What the task asks:
Work out the number of lines containing "name". Give that number alone.

------ Dataset content ------

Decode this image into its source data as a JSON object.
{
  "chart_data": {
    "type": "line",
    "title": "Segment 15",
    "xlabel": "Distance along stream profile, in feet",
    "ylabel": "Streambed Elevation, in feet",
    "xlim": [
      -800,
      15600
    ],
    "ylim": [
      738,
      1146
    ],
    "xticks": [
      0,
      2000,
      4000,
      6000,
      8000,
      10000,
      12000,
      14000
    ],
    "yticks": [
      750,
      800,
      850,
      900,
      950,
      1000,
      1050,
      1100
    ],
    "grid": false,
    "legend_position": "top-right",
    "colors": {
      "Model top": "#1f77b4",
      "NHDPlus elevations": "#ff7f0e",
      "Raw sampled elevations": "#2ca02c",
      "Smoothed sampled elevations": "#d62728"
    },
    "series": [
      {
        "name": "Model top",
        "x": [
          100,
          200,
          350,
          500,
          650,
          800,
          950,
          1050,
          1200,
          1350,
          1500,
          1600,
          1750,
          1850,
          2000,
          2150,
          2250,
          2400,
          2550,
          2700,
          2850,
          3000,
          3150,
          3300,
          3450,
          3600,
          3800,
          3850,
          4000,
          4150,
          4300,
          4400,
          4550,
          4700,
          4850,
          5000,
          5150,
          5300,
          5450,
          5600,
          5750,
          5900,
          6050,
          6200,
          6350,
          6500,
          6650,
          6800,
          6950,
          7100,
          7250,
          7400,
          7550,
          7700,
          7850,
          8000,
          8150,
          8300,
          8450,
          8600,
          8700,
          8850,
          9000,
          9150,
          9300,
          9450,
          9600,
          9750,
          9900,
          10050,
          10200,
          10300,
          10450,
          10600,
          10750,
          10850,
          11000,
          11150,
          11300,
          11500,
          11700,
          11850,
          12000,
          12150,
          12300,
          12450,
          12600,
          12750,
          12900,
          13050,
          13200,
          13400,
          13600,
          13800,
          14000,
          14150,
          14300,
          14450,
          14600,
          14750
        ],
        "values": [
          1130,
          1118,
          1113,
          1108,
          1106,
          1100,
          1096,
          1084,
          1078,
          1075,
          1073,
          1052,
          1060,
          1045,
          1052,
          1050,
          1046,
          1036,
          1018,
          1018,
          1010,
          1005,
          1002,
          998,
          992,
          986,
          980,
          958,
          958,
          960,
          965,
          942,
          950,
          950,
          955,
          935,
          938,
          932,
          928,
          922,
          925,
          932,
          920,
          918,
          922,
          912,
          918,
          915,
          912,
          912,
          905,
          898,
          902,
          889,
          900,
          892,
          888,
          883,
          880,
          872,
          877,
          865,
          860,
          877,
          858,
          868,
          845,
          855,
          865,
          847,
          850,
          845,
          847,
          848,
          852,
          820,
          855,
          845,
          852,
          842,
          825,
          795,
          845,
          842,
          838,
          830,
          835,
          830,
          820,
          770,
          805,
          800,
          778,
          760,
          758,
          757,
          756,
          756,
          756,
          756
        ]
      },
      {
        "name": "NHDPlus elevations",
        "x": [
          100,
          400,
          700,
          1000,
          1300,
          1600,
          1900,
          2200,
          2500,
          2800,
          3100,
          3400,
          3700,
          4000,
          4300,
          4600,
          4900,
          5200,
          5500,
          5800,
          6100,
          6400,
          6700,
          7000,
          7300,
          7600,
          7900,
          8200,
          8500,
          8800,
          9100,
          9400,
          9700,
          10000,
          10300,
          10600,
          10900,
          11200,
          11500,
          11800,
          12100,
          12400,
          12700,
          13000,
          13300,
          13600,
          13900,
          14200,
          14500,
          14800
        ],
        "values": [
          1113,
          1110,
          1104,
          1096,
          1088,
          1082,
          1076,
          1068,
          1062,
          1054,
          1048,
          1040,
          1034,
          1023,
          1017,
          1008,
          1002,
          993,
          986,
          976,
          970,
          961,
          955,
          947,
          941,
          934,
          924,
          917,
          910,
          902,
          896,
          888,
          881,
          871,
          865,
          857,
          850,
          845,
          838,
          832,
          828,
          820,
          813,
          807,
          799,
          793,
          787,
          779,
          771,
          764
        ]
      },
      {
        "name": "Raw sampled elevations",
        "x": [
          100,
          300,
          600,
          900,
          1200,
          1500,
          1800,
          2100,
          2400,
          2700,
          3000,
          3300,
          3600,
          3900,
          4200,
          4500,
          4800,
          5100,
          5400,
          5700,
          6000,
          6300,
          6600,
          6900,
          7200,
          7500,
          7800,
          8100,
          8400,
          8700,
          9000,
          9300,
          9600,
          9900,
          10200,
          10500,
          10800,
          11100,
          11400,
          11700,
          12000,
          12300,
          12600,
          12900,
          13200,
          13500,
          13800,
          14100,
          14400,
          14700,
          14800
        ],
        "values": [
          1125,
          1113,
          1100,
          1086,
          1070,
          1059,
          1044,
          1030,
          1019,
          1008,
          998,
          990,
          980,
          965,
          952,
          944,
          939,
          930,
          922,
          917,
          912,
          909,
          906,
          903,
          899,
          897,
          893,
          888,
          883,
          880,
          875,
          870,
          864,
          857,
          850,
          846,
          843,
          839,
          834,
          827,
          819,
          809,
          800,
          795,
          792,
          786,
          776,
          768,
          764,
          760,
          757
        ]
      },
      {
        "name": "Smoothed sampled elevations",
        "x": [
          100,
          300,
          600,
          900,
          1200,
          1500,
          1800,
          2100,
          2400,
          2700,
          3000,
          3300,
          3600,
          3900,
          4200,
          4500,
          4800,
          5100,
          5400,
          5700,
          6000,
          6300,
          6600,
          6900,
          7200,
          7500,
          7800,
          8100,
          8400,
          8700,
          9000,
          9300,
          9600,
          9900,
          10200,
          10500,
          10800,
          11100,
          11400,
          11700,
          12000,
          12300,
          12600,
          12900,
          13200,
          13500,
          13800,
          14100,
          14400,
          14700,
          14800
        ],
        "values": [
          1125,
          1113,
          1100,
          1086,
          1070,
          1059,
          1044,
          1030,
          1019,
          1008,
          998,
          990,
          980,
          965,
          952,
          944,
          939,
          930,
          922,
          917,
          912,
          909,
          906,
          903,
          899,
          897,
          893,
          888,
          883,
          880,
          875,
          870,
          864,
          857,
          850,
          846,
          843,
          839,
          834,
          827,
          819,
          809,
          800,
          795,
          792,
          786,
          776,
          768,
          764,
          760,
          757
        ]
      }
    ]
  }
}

------

Result of this exercise:
4